**Prompt A:** According to the article on Medicare dental coverage polling, what percentage of conservatives favored adding dental coverage to Medicare?
**Prompt B:** Carry on the article about Medicare dental coverage polling from the point where it stops.
===== Text passage =====
Poll results support adding dental coverage to Medicare

Mary Otto

About Mary Otto

Mary Otto, a Washington, D.C.-based freelancer, is AHCJ's topic leader on oral health and the author of "Teeth: The Story of Beauty, Inequality, and the Struggle for Oral Health in America." She can be reached at mary@healthjournalism.org.

Though about 60 million retired and disabled Americans depend upon Medicare for their health care coverage, the federal program has never included routine dental benefits.

A sizeable percentage of likely voters believe that should change, according to the results of a new poll.

Research has shown that the lack of dental coverage under Medicare represents a barrier to necessary care for a growing number of Americans. Overall, seven out of 10 likely voters support adding dental coverage to the program, pollsters found. While self-identified liberals were most likely to be supportive, the change was favored by three out of four moderates and 56% of conservatives, according to the poll, fielded for Oral Health for All, an initiative launched by the health care consumer group Families USA and the DentaQuest Partnership for Oral Health Advancement, the nonprofit arm of DentaQuest, a large Boston-based dental insurance company.

The survey was conducted during a week of August among a national sample of 1,000 likely voters.

A separate poll sampling likely Democratic voters in Iowa, home to a key presidential caucus, found that 82% favored the change. Eleven of the 21 major Democratic candidates vying for the nomination at the time the findings were released were listed as supporting the addition of dental benefits to Medicare “either as part of their health care plan, in public statements or in response to the group’s inquiries,” according to a summary of the findings.
===== The data =====
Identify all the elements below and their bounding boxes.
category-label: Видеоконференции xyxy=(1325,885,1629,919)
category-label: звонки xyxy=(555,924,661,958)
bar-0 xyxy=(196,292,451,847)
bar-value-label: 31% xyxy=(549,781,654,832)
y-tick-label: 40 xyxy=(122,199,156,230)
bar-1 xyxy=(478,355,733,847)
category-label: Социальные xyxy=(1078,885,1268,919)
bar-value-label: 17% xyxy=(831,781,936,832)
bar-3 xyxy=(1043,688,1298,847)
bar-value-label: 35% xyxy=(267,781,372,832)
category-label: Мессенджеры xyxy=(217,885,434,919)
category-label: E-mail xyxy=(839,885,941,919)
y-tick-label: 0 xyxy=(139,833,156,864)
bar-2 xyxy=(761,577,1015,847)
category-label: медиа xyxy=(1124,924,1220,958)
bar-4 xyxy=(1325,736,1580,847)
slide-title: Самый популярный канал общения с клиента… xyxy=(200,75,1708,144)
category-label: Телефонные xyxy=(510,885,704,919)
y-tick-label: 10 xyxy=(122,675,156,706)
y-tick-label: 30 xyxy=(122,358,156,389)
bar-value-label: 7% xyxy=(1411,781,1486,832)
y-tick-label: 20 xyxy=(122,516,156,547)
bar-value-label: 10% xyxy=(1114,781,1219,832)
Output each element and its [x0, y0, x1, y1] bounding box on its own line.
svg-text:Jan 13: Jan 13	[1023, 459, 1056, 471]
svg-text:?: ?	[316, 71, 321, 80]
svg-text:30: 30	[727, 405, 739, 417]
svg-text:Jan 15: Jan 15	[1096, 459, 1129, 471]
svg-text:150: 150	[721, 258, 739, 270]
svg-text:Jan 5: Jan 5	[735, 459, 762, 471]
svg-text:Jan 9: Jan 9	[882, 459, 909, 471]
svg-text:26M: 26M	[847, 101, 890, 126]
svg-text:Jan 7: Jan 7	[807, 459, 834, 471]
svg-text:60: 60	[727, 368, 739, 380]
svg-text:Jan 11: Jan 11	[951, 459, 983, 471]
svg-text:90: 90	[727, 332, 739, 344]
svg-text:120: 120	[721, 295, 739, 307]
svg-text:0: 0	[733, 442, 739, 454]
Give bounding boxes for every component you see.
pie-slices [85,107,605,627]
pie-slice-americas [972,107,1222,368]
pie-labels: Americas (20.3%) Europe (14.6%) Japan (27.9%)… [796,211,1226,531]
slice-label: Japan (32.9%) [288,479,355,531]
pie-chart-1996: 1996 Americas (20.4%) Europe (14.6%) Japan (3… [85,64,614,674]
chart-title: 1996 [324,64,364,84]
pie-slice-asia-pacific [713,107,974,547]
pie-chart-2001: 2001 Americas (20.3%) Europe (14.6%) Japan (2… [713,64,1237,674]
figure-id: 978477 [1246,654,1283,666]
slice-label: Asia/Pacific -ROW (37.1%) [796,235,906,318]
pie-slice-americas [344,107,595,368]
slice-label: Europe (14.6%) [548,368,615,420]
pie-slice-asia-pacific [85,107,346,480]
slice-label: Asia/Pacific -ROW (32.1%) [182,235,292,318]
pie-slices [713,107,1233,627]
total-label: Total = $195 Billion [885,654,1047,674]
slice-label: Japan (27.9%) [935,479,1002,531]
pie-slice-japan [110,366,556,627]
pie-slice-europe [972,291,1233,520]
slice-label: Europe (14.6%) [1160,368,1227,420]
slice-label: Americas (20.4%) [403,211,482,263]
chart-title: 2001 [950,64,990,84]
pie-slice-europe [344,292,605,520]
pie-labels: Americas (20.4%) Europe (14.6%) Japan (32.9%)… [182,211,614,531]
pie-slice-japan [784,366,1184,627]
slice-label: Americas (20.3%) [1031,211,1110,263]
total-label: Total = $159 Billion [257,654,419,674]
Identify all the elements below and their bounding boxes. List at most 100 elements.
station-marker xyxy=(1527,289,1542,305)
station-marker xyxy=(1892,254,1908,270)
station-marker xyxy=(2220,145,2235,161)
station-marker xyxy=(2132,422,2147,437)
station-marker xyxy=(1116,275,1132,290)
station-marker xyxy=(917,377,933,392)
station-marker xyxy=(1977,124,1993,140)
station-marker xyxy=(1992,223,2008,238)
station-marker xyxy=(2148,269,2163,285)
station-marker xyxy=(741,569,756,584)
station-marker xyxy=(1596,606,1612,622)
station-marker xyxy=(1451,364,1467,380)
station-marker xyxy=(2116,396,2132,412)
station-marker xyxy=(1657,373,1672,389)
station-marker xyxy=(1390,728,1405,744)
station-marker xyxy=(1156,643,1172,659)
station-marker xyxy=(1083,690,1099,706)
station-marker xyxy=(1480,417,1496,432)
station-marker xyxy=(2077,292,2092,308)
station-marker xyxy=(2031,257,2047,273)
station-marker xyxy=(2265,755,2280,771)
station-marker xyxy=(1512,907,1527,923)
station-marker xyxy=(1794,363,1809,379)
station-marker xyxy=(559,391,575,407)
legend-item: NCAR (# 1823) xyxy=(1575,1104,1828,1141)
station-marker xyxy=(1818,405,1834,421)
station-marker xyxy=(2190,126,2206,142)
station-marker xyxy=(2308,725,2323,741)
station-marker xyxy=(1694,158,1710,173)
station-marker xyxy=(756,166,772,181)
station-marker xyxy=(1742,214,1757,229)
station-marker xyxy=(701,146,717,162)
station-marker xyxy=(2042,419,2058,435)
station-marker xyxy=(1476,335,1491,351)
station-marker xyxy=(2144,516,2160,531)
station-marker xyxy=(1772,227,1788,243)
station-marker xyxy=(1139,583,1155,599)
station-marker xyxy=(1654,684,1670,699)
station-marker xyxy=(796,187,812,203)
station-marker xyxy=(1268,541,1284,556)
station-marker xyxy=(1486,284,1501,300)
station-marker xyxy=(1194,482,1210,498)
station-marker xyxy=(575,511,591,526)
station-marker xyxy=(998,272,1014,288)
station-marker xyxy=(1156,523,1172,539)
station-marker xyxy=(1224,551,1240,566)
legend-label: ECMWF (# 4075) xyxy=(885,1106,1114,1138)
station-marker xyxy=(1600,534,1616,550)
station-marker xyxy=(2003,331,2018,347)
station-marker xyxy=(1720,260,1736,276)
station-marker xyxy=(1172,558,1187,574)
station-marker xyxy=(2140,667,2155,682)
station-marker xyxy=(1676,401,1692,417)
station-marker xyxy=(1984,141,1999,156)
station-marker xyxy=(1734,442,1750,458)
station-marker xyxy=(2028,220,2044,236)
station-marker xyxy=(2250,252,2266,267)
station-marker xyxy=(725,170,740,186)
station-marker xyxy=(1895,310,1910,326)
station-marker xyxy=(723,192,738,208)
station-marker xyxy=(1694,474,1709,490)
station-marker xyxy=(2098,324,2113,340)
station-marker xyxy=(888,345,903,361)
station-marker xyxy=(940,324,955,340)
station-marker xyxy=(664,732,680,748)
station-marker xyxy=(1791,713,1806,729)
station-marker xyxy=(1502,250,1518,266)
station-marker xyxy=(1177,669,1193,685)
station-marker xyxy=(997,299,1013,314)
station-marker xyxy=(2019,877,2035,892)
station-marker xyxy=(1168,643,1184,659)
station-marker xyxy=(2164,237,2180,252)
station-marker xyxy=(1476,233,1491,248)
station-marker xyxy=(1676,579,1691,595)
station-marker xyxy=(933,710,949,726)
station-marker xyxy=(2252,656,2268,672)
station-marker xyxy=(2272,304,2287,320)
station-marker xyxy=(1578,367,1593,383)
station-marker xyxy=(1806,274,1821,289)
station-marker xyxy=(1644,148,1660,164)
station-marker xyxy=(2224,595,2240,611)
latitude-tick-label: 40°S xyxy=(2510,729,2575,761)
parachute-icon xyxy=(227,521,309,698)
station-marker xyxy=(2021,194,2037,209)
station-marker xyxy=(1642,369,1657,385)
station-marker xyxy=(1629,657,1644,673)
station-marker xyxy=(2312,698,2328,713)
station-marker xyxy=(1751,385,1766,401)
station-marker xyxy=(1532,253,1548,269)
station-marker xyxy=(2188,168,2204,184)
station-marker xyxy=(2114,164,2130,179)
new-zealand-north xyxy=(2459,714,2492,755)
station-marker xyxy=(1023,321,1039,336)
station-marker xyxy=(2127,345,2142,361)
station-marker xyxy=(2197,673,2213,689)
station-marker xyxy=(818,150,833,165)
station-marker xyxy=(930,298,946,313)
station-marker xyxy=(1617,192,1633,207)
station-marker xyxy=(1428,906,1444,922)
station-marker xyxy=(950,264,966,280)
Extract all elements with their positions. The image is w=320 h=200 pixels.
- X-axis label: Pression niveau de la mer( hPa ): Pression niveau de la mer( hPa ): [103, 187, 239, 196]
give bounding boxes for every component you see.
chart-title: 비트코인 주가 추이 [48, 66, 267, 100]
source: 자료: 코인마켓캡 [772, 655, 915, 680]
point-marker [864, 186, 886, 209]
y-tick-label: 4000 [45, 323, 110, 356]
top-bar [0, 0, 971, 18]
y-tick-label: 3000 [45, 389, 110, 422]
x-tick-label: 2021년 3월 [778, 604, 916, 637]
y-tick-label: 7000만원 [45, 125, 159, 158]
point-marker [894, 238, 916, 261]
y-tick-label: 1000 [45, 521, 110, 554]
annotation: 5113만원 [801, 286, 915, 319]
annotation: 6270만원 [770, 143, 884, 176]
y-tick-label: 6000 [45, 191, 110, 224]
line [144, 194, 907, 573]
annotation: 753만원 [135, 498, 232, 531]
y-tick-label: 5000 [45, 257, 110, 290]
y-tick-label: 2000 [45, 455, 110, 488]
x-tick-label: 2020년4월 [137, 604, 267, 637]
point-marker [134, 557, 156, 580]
=====
**Written answer A:** 56% of conservatives favored the change.

**Written answer B:**
Medicare’s lack of dental coverage has broad implications. An estimated 65% of the program’s beneficiaries – nearly 37 million people — are dentally-uninsured, according to a March 2019 issue brief from the Henry J. Kaiser Family Foundation.

Nearly half are staying away from the dentist. In one recent year, 49% of Medicare beneficiaries did not get an annual dental visit, Kaiser found. People with low incomes and minorities were most likely to miss out on dental services. An estimated 71% of black beneficiaries and 65% of Hispanic beneficiaries went without care, compared to 43% of white beneficiaries.

Untreated disease has costly consequences, not only for individuals but the health care system as a whole. Oral cancers and other diseases and conditions that might be detected during a dental exam can go undiagnosed. Without timely preventive and restorative treatments, oral infections including caries and periodontal disease can progress, resulting in pain, tooth loss, systemic complications and costly emergency room visits and hospital admissions.

Adding dental coverage would come at a cost, advocates have acknowledged.

In a 2018 white paper, a coalition of organizations including Families USA , the DentaQuest Foundation, the American Dental Association and the Santa Fe Group presented a plan to add preventive and restorative dental services to the menu of medically necessary outpatient services covered under Medicare Part B.

Under that scenario, a comprehensive dental benefit without dollar-value caps would cost the federal government $32.3 billion over the year and would raise the base premium for Part B benefits by an estimated $14.50 per month.

Medicare also largely excludes vision and hearing services, placing additional health burdens on elderly and disabled Americans, analysts at the Commonwealth Fund observed in a 2018 issue brief.

“Among Medicare beneficiaries, 75% of people who needed a hearing aid did not have one; 70% of people who had trouble eating because of their teeth did not go to the dentist in the past year; and 43% of people who had trouble seeing did not have an eye exam in the past year,” noted the authors.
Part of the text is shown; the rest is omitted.